= SUPPLIED MATERIAL =
——

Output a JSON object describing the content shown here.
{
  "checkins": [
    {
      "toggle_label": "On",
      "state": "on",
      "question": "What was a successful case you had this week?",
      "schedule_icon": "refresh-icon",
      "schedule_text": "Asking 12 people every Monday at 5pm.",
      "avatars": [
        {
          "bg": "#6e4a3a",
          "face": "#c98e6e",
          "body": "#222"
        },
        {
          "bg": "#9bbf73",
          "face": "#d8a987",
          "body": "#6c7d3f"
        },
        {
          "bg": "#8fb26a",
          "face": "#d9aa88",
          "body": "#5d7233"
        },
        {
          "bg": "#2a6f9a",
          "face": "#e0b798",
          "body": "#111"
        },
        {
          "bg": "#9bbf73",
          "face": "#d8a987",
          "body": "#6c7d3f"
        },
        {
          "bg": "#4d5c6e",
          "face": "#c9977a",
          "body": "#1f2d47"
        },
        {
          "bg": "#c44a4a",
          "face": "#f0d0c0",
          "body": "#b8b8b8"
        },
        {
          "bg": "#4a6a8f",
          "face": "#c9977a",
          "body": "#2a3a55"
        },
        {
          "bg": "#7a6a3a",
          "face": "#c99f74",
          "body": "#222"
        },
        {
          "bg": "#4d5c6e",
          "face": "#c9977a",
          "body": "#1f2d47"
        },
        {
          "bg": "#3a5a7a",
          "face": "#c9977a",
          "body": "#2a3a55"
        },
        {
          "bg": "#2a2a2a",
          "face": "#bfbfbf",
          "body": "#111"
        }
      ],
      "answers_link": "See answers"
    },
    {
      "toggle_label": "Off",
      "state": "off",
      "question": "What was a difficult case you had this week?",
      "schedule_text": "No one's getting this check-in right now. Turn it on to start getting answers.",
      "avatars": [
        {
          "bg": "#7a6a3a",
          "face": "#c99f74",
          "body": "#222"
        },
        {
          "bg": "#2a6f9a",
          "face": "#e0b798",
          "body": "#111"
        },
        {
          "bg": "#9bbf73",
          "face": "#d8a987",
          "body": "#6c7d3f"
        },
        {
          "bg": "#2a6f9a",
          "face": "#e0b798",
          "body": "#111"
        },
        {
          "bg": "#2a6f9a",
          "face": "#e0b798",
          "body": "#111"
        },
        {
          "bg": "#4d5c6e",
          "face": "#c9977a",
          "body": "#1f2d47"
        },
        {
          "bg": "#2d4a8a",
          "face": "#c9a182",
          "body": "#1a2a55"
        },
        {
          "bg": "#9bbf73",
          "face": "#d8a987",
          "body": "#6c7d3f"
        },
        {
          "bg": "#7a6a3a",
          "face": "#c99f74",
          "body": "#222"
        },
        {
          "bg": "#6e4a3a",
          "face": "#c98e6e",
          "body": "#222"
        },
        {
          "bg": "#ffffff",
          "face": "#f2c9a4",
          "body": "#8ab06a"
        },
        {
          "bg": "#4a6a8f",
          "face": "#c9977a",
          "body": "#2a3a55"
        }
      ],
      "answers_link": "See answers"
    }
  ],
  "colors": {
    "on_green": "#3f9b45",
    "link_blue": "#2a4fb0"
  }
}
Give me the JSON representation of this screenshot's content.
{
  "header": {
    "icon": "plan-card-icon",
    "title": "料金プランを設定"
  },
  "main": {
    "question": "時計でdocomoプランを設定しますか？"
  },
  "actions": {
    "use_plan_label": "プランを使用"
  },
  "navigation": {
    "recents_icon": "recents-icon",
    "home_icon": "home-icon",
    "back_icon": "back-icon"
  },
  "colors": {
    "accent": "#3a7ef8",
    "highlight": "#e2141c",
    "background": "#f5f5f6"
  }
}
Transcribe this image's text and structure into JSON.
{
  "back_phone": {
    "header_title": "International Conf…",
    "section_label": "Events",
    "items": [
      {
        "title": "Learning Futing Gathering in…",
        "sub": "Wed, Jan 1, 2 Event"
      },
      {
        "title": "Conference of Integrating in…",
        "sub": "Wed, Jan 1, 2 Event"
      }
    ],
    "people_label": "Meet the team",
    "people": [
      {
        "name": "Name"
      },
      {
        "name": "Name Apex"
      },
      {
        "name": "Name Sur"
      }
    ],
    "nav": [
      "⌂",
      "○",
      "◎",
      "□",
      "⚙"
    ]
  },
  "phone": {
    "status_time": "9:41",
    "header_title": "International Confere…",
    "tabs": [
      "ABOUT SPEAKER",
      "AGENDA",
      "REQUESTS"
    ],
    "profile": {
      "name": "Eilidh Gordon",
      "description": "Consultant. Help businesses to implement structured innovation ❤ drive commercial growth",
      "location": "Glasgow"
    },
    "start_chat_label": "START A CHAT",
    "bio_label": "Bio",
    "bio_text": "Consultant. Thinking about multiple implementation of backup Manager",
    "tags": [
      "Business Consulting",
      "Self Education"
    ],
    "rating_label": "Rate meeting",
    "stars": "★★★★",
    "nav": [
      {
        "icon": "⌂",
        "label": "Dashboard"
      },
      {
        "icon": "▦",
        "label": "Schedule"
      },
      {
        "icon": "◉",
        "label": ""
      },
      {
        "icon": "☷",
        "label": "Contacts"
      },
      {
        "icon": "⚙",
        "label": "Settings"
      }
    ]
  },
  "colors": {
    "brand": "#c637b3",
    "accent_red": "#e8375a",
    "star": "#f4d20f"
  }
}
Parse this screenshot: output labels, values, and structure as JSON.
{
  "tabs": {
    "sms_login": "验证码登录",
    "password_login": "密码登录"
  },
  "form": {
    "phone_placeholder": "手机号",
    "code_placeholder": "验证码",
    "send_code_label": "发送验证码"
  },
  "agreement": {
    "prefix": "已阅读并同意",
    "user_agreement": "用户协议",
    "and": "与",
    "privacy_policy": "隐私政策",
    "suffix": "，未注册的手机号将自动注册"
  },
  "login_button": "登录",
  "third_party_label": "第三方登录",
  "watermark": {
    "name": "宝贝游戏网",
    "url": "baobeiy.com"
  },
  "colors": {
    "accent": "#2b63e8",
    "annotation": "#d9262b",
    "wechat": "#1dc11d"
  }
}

——

= EXERCISE TASK =
Everything from the line containing "Parse this screenshot: output" through the final line of the listing, inclusive, must be reproduced exactly; leave out the rest.

= FINISHED EXERCISE =
Parse this screenshot: output labels, values, and structure as JSON.
{
  "tabs": {
    "sms_login": "验证码登录",
    "password_login": "密码登录"
  },
  "form": {
    "phone_placeholder": "手机号",
    "code_placeholder": "验证码",
    "send_code_label": "发送验证码"
  },
  "agreement": {
    "prefix": "已阅读并同意",
    "user_agreement": "用户协议",
    "and": "与",
    "privacy_policy": "隐私政策",
    "suffix": "，未注册的手机号将自动注册"
  },
  "login_button": "登录",
  "third_party_label": "第三方登录",
  "watermark": {
    "name": "宝贝游戏网",
    "url": "baobeiy.com"
  },
  "colors": {
    "accent": "#2b63e8",
    "annotation": "#d9262b",
    "wechat": "#1dc11d"
  }
}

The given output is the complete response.